* _Figure record extracts_
++++

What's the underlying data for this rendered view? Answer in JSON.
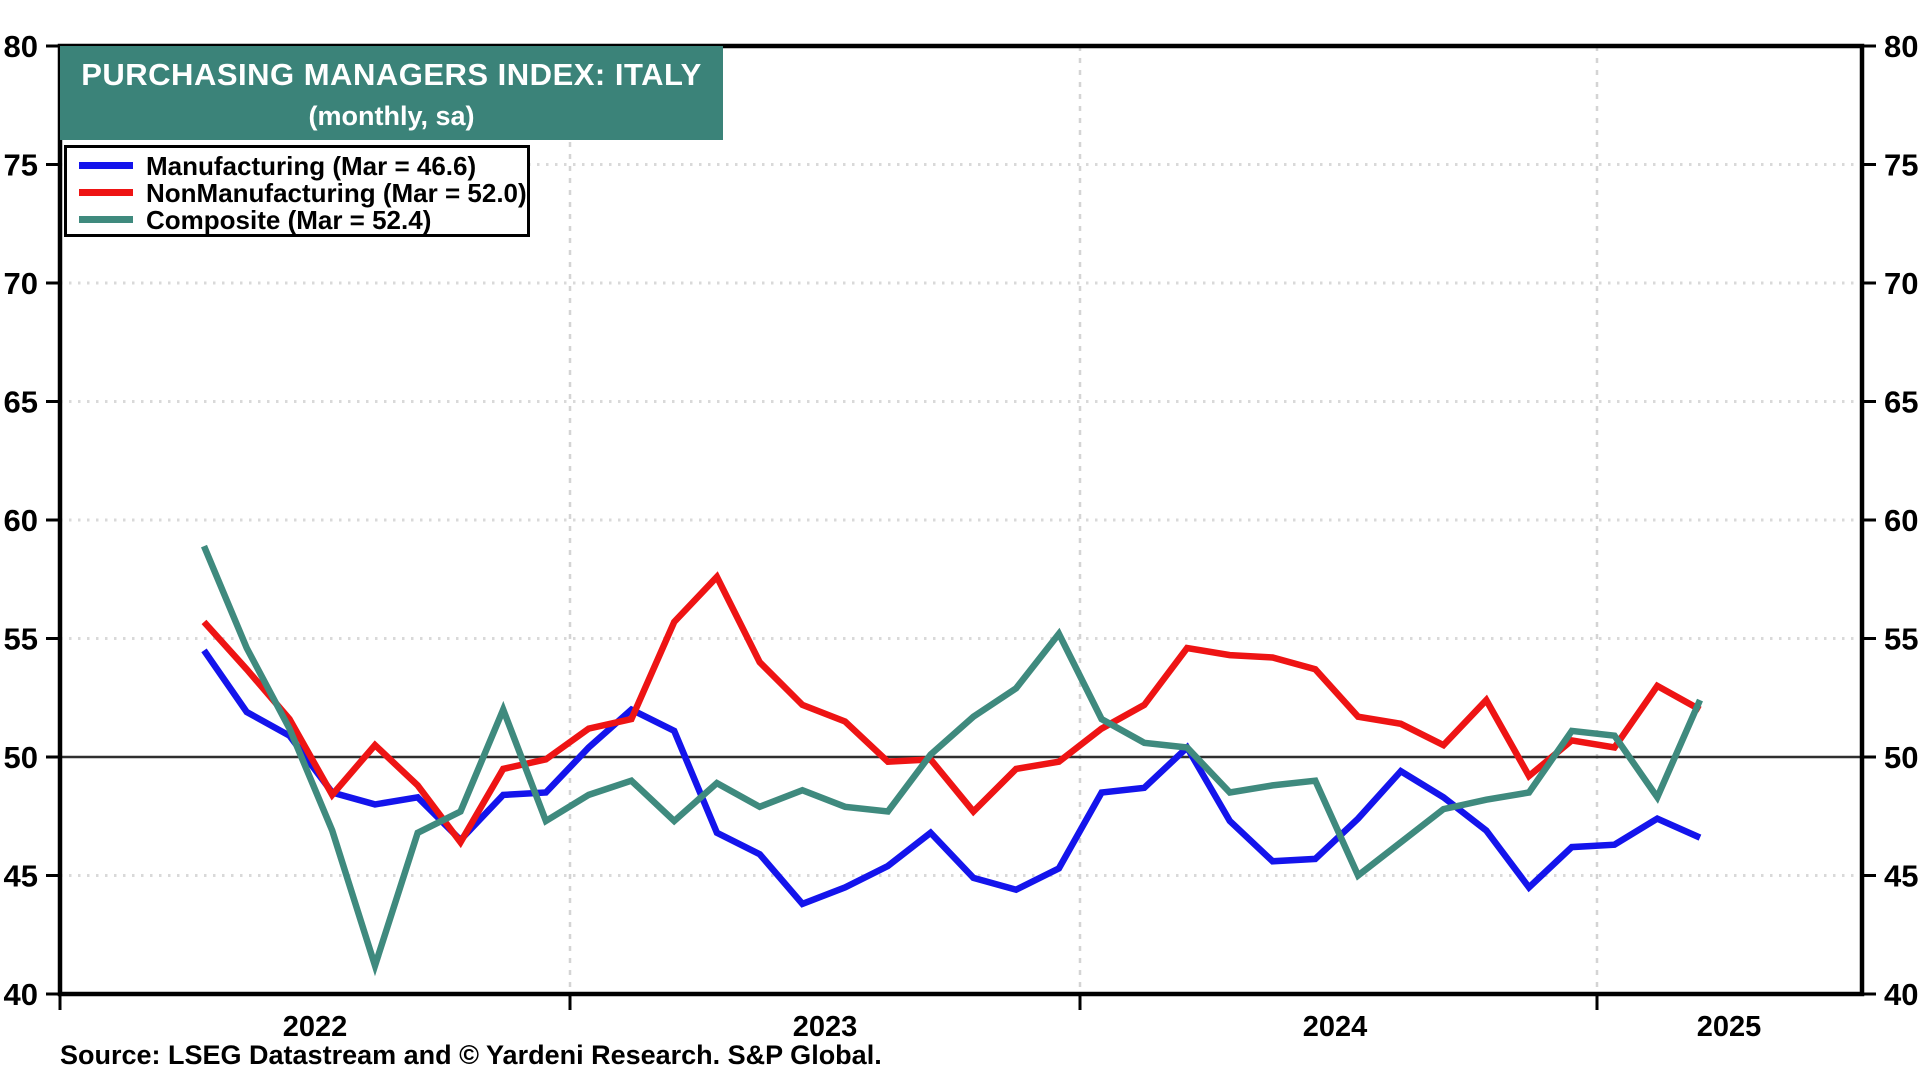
{
  "title": {
    "line1": "PURCHASING MANAGERS INDEX: ITALY",
    "line2": "(monthly, sa)"
  },
  "legend": {
    "items": [
      {
        "label": "Manufacturing (Mar = 46.6)",
        "color": "#1414EC"
      },
      {
        "label": "NonManufacturing (Mar = 52.0)",
        "color": "#EE1414"
      },
      {
        "label": "Composite (Mar = 52.4)",
        "color": "#3F8A7E"
      }
    ]
  },
  "source_line": "Source: LSEG Datastream and © Yardeni Research. S&P Global.",
  "axes": {
    "y_tick_labels": [
      "80",
      "75",
      "70",
      "65",
      "60",
      "55",
      "50",
      "45",
      "40"
    ],
    "x_year_labels": [
      "2022",
      "2023",
      "2024",
      "2025"
    ]
  },
  "colors": {
    "title_background": "#3B8379",
    "manufacturing_line": "#1414EC",
    "nonmanufacturing_line": "#EE1414",
    "composite_line": "#3F8A7E",
    "dotted_gridline": "#D9D9D9",
    "dashed_year_gridline": "#D4D4D4",
    "reference_50_line": "#2F2F2F",
    "axis_frame": "#000000"
  },
  "chart_data": {
    "type": "line",
    "title": "PURCHASING MANAGERS INDEX: ITALY (monthly, sa)",
    "ylim": [
      40,
      80
    ],
    "y_tick_step": 5,
    "y_gridlines_dotted": [
      45,
      55,
      60,
      65,
      70,
      75
    ],
    "y_reference_line": 50,
    "x_year_tick_positions": [
      "2022-01",
      "2023-01",
      "2024-01",
      "2025-01"
    ],
    "legend_position": "top-left",
    "grid": "on",
    "x": [
      "2022-04",
      "2022-05",
      "2022-06",
      "2022-07",
      "2022-08",
      "2022-09",
      "2022-10",
      "2022-11",
      "2022-12",
      "2023-01",
      "2023-02",
      "2023-03",
      "2023-04",
      "2023-05",
      "2023-06",
      "2023-07",
      "2023-08",
      "2023-09",
      "2023-10",
      "2023-11",
      "2023-12",
      "2024-01",
      "2024-02",
      "2024-03",
      "2024-04",
      "2024-05",
      "2024-06",
      "2024-07",
      "2024-08",
      "2024-09",
      "2024-10",
      "2024-11",
      "2024-12",
      "2025-01",
      "2025-02",
      "2025-03"
    ],
    "series": [
      {
        "name": "Manufacturing",
        "color": "#1414EC",
        "values": [
          54.5,
          51.9,
          50.9,
          48.5,
          48.0,
          48.3,
          46.5,
          48.4,
          48.5,
          50.4,
          52.0,
          51.1,
          46.8,
          45.9,
          43.8,
          44.5,
          45.4,
          46.8,
          44.9,
          44.4,
          45.3,
          48.5,
          48.7,
          50.4,
          47.3,
          45.6,
          45.7,
          47.4,
          49.4,
          48.3,
          46.9,
          44.5,
          46.2,
          46.3,
          47.4,
          46.6
        ]
      },
      {
        "name": "NonManufacturing",
        "color": "#EE1414",
        "values": [
          55.7,
          53.7,
          51.6,
          48.4,
          50.5,
          48.8,
          46.4,
          49.5,
          49.9,
          51.2,
          51.6,
          55.7,
          57.6,
          54.0,
          52.2,
          51.5,
          49.8,
          49.9,
          47.7,
          49.5,
          49.8,
          51.2,
          52.2,
          54.6,
          54.3,
          54.2,
          53.7,
          51.7,
          51.4,
          50.5,
          52.4,
          49.2,
          50.7,
          50.4,
          53.0,
          52.0
        ]
      },
      {
        "name": "Composite",
        "color": "#3F8A7E",
        "values": [
          58.9,
          54.6,
          51.2,
          46.9,
          41.2,
          46.8,
          47.7,
          52.0,
          47.3,
          48.4,
          49.0,
          47.3,
          48.9,
          47.9,
          48.6,
          47.9,
          47.7,
          50.1,
          51.7,
          52.9,
          55.2,
          51.6,
          50.6,
          50.4,
          48.5,
          48.8,
          49.0,
          45.0,
          46.4,
          47.8,
          48.2,
          48.5,
          51.1,
          50.9,
          48.3,
          52.4
        ]
      }
    ]
  }
}
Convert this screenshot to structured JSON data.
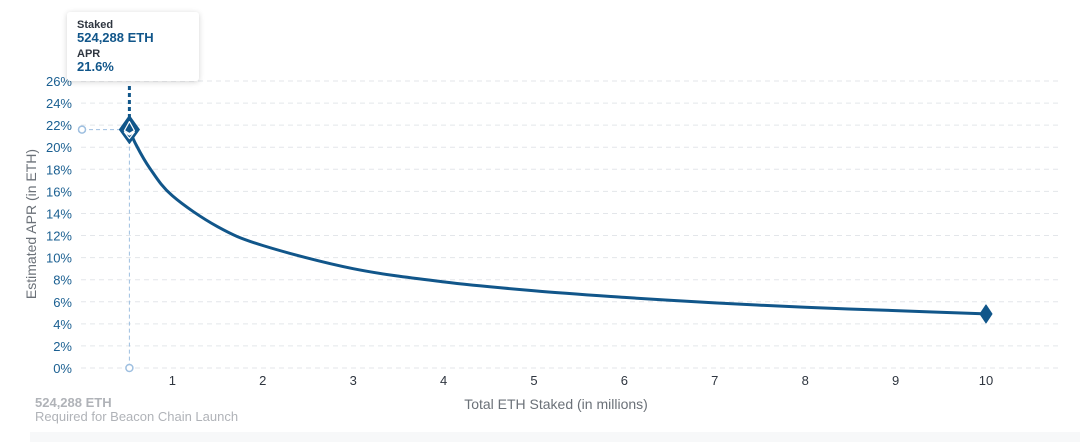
{
  "chart_data": {
    "type": "line",
    "xlabel": "Total ETH Staked  (in millions)",
    "ylabel": "Estimated APR (in ETH)",
    "xlim": [
      0,
      11.5
    ],
    "ylim": [
      0,
      26
    ],
    "x_ticks": [
      1,
      2,
      3,
      4,
      5,
      6,
      7,
      8,
      9,
      10
    ],
    "y_ticks": [
      0,
      2,
      4,
      6,
      8,
      10,
      12,
      14,
      16,
      18,
      20,
      22,
      24,
      26
    ],
    "y_tick_labels": [
      "0%",
      "2%",
      "4%",
      "6%",
      "8%",
      "10%",
      "12%",
      "14%",
      "16%",
      "18%",
      "20%",
      "22%",
      "24%",
      "26%"
    ],
    "grid": "horizontal",
    "series": [
      {
        "x": [
          0.524288,
          0.6,
          0.75,
          1,
          1.5,
          2,
          3,
          4,
          5,
          6,
          7,
          8,
          9,
          10
        ],
        "y": [
          21.6,
          20.2,
          18.1,
          15.6,
          12.8,
          11.1,
          9.0,
          7.8,
          7.0,
          6.4,
          5.9,
          5.5,
          5.2,
          4.9
        ]
      }
    ],
    "highlight": {
      "x": 0.524288,
      "y": 21.6
    },
    "end_marker": {
      "x": 10,
      "y": 4.9
    },
    "colors": {
      "line": "#11568a",
      "grid": "#e3e6ea",
      "guide": "#9ebfe0",
      "tick_y": "#1a5f91",
      "tick_x": "#2f3640",
      "axis_label": "#6b7178"
    }
  },
  "tooltip": {
    "staked_label": "Staked",
    "staked_value": "524,288 ETH",
    "apr_label": "APR",
    "apr_value": "21.6%"
  },
  "annotation": {
    "title": "524,288 ETH",
    "subtitle": "Required for Beacon Chain Launch"
  }
}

++++

Return the lines of the records that include the string "JSON".

What's the underlying data for this rendered view? Answer in JSON.
Convert this screenshot to structured JSON data.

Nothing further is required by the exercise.